Copy out all lines where "Temperature" appears.

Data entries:
►

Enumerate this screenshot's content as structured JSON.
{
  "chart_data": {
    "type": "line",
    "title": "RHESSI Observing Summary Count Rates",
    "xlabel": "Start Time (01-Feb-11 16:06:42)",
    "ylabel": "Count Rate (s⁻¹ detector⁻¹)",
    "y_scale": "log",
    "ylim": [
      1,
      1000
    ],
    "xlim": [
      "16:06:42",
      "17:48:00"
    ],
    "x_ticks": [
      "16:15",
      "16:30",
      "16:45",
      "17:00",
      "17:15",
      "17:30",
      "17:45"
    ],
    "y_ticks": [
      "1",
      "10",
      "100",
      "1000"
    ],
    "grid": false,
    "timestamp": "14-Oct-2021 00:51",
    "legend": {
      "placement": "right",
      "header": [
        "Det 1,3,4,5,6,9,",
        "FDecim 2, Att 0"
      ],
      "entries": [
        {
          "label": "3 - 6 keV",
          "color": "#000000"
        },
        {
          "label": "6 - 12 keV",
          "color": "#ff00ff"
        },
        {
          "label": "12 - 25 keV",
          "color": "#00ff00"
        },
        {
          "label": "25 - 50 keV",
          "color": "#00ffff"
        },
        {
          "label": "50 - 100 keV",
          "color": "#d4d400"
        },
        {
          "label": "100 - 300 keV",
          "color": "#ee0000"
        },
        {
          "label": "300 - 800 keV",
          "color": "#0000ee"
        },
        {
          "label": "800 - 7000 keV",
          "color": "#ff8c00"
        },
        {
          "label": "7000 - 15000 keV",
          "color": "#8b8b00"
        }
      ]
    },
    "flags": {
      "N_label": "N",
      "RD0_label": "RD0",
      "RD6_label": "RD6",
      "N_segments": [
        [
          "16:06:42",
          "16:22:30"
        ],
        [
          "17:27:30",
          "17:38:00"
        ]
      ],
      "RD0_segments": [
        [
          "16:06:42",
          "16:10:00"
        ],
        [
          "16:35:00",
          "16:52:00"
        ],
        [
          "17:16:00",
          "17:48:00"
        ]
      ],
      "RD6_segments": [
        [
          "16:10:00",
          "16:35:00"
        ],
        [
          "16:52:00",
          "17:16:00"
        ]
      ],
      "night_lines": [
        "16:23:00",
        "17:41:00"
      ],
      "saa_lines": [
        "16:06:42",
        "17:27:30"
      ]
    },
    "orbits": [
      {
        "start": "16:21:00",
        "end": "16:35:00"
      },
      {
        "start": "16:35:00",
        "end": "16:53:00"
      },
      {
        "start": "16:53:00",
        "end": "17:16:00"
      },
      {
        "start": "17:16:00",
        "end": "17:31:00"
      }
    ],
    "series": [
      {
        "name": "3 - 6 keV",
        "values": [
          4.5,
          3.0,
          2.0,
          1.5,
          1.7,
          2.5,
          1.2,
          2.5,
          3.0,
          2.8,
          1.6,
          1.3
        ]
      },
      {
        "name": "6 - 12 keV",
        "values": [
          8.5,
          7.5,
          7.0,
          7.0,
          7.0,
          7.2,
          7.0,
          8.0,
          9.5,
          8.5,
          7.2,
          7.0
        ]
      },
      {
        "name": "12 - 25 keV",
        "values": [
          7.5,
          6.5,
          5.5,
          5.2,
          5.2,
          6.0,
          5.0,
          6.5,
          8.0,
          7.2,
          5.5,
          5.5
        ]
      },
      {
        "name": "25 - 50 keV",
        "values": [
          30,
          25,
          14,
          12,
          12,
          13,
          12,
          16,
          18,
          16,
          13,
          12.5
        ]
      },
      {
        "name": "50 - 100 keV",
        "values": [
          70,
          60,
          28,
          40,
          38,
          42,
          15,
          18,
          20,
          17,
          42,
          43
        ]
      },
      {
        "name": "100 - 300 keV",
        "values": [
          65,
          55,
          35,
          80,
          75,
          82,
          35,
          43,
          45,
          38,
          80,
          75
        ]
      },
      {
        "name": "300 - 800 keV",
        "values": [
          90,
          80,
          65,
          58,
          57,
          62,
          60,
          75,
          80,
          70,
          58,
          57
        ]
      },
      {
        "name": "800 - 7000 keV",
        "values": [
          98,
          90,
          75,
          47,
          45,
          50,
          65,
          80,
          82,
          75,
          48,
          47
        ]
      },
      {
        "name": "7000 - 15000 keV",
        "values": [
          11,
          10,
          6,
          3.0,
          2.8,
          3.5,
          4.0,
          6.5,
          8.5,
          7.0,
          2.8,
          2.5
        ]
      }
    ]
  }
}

◄
►

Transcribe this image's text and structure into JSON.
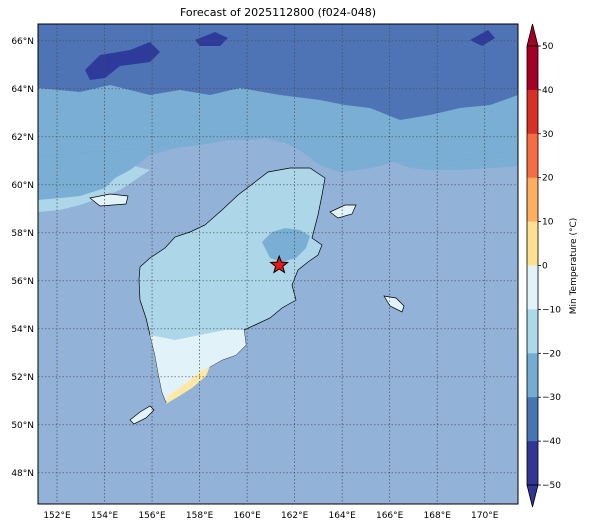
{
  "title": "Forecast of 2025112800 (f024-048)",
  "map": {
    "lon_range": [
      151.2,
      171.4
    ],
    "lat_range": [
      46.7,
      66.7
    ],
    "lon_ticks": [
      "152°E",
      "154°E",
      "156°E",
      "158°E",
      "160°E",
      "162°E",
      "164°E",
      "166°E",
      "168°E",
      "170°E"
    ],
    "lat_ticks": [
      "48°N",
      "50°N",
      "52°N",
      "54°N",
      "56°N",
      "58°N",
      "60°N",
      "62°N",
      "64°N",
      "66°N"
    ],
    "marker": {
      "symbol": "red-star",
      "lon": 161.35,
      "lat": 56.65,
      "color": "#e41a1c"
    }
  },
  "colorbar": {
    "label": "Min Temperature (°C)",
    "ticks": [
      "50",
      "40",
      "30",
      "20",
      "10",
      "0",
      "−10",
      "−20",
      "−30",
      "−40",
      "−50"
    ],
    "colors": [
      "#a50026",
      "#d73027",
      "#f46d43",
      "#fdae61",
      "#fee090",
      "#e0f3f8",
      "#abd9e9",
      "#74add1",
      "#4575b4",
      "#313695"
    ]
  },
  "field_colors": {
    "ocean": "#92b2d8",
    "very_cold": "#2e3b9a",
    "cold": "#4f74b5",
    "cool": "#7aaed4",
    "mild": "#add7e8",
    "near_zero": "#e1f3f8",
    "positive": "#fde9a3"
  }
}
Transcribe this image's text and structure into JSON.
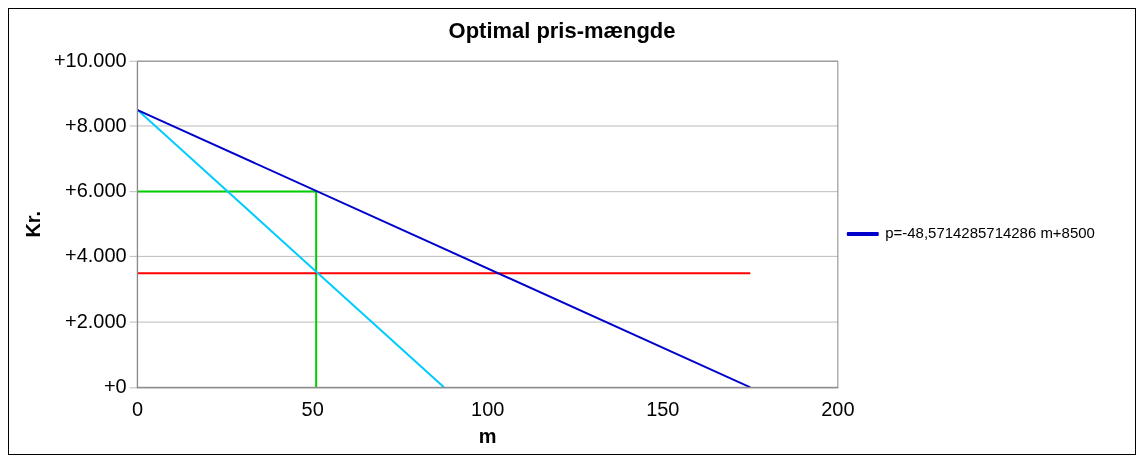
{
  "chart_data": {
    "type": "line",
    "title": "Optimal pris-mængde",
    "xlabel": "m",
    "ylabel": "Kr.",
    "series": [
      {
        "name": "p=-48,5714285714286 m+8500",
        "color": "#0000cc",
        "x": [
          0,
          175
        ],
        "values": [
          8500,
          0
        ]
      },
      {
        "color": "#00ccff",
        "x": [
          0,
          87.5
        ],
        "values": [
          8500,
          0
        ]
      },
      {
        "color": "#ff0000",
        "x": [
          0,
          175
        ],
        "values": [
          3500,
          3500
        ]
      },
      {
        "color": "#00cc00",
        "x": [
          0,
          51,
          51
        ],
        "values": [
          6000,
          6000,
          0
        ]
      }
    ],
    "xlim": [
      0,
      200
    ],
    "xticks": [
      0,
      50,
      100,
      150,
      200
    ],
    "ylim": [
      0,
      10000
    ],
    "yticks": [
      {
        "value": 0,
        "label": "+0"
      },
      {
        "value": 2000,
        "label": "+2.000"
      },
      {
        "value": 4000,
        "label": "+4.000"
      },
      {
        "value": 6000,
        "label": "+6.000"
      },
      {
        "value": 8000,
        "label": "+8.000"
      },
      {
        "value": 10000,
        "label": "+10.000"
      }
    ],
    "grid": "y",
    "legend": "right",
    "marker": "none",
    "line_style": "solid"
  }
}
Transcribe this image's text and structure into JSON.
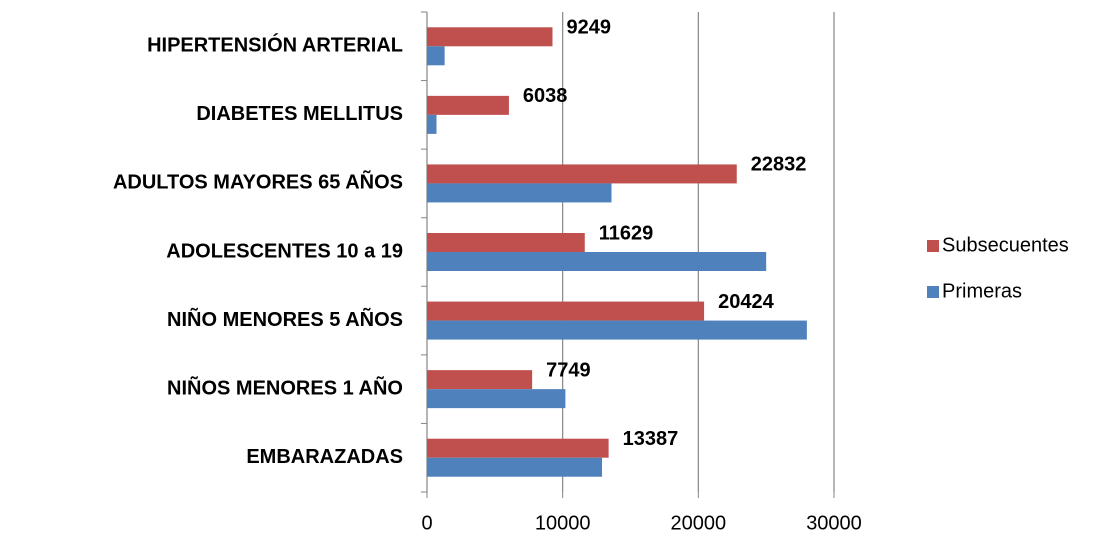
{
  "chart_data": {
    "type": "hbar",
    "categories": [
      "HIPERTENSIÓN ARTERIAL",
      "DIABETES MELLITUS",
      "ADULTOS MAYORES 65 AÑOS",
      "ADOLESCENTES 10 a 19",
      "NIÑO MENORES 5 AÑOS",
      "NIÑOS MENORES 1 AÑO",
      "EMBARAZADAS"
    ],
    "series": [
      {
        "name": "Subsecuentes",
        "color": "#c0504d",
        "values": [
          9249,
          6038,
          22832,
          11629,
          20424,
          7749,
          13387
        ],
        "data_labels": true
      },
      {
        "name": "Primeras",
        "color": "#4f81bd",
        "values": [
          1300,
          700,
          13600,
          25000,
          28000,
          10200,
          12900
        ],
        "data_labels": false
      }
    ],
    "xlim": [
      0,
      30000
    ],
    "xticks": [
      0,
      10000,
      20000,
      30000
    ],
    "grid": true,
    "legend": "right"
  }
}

◄
►

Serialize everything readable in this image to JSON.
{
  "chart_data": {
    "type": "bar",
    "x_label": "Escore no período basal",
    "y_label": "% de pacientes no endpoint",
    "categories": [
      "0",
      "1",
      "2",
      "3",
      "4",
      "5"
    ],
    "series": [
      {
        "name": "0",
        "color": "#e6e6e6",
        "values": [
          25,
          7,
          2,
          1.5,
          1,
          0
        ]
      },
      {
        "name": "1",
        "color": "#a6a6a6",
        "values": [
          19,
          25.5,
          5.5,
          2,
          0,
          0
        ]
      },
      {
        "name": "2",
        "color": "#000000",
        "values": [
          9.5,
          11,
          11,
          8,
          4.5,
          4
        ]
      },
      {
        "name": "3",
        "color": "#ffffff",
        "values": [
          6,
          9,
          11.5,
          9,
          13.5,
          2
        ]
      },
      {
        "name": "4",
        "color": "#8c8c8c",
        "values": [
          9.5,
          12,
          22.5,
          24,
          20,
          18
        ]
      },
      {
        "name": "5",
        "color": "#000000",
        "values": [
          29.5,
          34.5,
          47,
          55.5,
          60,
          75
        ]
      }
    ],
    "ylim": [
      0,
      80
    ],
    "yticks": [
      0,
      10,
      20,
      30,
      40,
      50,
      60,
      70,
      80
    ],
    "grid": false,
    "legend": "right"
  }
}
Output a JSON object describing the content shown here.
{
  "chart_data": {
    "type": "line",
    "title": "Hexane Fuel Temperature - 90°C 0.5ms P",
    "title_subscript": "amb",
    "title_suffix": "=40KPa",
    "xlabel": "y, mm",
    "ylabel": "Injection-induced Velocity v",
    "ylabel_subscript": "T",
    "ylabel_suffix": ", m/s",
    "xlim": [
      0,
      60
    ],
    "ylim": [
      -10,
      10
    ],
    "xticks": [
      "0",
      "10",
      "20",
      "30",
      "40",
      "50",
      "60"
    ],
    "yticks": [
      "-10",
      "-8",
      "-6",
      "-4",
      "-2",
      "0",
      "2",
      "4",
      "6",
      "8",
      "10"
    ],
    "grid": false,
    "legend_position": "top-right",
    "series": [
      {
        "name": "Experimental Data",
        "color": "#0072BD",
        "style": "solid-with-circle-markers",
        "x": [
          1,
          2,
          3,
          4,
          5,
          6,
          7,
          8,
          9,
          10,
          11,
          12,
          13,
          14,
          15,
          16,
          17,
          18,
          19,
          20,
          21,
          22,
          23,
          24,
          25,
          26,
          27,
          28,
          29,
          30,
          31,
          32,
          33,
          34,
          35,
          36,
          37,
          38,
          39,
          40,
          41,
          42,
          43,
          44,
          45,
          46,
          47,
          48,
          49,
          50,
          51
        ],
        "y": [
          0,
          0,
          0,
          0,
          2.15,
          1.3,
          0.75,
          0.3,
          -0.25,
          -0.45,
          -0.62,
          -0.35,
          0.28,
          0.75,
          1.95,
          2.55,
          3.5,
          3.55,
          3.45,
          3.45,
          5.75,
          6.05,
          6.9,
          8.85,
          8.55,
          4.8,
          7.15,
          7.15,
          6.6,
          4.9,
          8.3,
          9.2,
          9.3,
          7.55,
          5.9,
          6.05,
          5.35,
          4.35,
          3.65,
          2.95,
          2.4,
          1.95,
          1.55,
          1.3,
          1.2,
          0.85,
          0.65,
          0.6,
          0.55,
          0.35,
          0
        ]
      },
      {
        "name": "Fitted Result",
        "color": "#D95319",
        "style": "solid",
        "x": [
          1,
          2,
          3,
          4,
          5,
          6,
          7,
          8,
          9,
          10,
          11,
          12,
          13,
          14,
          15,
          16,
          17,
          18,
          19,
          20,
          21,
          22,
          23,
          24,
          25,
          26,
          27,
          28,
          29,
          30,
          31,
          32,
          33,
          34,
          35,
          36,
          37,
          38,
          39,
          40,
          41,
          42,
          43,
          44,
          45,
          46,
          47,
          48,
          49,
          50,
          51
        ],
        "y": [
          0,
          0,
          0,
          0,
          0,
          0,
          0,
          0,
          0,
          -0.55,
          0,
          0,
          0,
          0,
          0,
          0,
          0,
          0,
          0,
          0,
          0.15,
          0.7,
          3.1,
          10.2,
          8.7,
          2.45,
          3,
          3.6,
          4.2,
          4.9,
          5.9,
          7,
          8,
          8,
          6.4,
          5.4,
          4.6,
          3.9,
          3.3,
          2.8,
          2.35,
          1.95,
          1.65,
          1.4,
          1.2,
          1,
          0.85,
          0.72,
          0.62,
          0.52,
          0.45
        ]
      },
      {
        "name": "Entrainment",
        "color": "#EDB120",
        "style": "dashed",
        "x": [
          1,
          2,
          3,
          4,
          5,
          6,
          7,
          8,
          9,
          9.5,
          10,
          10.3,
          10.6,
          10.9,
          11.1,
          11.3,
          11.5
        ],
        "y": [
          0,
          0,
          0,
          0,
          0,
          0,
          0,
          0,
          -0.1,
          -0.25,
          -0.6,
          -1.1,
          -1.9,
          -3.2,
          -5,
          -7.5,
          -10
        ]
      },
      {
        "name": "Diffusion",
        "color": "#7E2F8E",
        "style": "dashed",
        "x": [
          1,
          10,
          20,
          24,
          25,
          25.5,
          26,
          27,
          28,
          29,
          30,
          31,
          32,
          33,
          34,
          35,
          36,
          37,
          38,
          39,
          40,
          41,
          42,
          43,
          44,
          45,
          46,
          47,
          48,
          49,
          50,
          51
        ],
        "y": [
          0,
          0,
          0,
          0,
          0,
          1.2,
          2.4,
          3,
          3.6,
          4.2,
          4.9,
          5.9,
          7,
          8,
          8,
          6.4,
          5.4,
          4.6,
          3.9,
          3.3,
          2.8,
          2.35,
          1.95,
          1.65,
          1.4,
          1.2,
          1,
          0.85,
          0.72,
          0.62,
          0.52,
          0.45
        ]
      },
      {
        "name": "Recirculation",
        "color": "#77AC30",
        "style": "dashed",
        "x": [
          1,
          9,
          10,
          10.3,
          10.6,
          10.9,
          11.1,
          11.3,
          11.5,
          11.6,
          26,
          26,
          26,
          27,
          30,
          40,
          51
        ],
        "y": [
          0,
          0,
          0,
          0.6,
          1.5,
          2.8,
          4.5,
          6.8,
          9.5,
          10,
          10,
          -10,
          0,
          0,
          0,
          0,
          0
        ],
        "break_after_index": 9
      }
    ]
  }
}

◄

Response to the task:
    "label": "Min Temperature (°C)",
    "title": "Hexane Fuel Temperature - 90°C 0.5ms P",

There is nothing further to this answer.